▶ Task: Give the number of lines in the data that hold the word "Decode", and nothing else.

▶ Provided records:
○ ○ ○ ○ ○

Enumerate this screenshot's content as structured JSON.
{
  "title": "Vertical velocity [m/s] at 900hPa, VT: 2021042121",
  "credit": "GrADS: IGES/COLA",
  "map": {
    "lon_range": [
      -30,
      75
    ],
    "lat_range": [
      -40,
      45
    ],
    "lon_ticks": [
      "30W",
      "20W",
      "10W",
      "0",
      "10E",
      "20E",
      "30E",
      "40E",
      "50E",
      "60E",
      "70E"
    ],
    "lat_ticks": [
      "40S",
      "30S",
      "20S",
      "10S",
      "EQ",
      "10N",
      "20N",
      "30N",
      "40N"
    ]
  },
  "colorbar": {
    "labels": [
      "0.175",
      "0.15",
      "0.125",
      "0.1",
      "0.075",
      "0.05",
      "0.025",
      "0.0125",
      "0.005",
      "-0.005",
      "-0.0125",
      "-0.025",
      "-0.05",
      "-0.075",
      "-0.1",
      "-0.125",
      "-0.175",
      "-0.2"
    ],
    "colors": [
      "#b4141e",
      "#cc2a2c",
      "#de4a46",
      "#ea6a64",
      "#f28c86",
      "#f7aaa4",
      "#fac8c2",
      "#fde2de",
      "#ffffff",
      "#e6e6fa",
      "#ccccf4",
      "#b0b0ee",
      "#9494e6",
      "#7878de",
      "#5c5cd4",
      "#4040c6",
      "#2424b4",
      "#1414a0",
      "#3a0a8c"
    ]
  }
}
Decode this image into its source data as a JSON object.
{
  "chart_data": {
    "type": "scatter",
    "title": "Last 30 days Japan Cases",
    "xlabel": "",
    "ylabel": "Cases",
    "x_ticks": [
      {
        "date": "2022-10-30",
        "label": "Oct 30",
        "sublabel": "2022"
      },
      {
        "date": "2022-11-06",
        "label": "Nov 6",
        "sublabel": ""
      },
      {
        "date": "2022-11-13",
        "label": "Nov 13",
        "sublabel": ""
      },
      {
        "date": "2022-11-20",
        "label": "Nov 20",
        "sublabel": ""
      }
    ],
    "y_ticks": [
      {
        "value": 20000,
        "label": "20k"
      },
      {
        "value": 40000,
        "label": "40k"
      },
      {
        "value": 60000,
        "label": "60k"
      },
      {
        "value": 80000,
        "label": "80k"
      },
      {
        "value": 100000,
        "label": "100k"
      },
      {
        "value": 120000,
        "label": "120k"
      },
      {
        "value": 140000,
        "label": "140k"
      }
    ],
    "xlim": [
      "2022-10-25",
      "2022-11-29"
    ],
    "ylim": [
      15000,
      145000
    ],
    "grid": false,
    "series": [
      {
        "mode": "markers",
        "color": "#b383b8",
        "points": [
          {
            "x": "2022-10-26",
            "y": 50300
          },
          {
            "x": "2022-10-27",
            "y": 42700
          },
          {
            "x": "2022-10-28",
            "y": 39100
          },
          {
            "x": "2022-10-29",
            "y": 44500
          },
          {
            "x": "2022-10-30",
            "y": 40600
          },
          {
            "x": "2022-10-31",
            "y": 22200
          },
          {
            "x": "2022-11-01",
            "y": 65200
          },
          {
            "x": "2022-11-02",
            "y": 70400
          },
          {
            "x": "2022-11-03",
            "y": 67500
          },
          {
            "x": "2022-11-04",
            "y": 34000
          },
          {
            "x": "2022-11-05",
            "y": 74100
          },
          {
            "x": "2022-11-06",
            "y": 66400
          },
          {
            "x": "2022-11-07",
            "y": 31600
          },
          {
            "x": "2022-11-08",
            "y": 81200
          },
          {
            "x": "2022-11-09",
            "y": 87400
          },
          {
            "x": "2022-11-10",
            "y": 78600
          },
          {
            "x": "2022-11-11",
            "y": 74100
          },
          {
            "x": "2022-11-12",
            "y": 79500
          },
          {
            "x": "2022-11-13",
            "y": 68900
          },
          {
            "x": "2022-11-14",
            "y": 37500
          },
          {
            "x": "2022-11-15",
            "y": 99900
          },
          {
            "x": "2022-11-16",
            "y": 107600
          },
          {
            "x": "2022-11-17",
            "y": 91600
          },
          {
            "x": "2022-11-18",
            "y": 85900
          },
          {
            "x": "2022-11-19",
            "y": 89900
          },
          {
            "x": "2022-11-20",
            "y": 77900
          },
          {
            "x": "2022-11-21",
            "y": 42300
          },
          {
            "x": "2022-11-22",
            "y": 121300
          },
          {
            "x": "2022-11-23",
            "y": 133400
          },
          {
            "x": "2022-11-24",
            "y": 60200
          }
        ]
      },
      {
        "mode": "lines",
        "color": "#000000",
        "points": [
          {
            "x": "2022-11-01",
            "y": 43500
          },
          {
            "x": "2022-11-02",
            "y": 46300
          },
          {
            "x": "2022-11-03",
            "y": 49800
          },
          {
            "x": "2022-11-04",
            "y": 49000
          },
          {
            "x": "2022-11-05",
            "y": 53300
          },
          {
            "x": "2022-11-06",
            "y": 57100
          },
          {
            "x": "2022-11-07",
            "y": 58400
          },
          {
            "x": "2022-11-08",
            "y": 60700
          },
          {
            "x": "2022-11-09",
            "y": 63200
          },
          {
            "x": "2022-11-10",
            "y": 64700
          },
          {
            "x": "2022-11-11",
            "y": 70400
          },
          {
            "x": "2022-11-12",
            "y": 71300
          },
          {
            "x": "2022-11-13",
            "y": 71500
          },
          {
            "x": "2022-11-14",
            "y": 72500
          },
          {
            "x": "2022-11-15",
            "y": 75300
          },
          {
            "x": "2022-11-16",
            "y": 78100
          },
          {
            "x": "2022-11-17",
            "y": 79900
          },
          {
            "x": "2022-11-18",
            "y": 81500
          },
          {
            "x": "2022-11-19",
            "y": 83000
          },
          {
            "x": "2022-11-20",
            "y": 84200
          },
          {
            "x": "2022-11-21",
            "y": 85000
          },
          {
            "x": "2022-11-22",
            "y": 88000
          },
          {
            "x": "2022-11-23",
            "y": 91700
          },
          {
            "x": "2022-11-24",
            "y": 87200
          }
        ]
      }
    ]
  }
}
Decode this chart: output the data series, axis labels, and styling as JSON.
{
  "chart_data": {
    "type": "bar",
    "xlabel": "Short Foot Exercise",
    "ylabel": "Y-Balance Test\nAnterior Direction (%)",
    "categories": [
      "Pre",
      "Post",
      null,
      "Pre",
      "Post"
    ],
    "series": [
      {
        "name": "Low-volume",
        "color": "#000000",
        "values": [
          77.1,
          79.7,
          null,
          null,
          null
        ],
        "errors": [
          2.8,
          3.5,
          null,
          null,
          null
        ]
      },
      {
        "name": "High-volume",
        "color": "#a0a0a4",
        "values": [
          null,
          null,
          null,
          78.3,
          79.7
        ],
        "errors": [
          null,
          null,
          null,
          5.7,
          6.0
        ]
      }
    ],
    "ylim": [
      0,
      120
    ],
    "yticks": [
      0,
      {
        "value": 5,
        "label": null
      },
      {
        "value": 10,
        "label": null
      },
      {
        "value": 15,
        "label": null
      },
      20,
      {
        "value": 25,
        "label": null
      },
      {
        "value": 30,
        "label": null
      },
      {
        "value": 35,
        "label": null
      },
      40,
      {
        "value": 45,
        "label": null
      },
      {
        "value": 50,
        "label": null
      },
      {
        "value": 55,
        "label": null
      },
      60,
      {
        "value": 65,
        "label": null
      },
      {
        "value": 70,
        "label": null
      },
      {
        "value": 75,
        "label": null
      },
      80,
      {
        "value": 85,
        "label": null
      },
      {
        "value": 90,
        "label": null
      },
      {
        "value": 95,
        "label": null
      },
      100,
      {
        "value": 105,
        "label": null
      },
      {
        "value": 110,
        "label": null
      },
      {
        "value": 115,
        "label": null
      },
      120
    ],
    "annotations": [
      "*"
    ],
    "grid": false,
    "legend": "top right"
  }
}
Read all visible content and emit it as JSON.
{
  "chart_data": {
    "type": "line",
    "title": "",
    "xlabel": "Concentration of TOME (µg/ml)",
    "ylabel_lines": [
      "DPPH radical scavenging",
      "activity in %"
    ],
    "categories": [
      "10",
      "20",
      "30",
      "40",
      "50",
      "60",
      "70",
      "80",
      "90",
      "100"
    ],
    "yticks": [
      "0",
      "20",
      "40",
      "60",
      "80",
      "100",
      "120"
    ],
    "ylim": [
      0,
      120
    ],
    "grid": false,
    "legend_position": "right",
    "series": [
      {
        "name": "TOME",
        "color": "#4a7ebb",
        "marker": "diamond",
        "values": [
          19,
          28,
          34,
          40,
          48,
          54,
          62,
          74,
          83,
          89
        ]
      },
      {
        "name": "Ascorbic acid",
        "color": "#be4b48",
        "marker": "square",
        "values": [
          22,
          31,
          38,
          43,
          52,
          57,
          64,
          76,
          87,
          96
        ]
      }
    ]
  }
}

○ ○ ○ ○ ○

▶ Result of the task: 2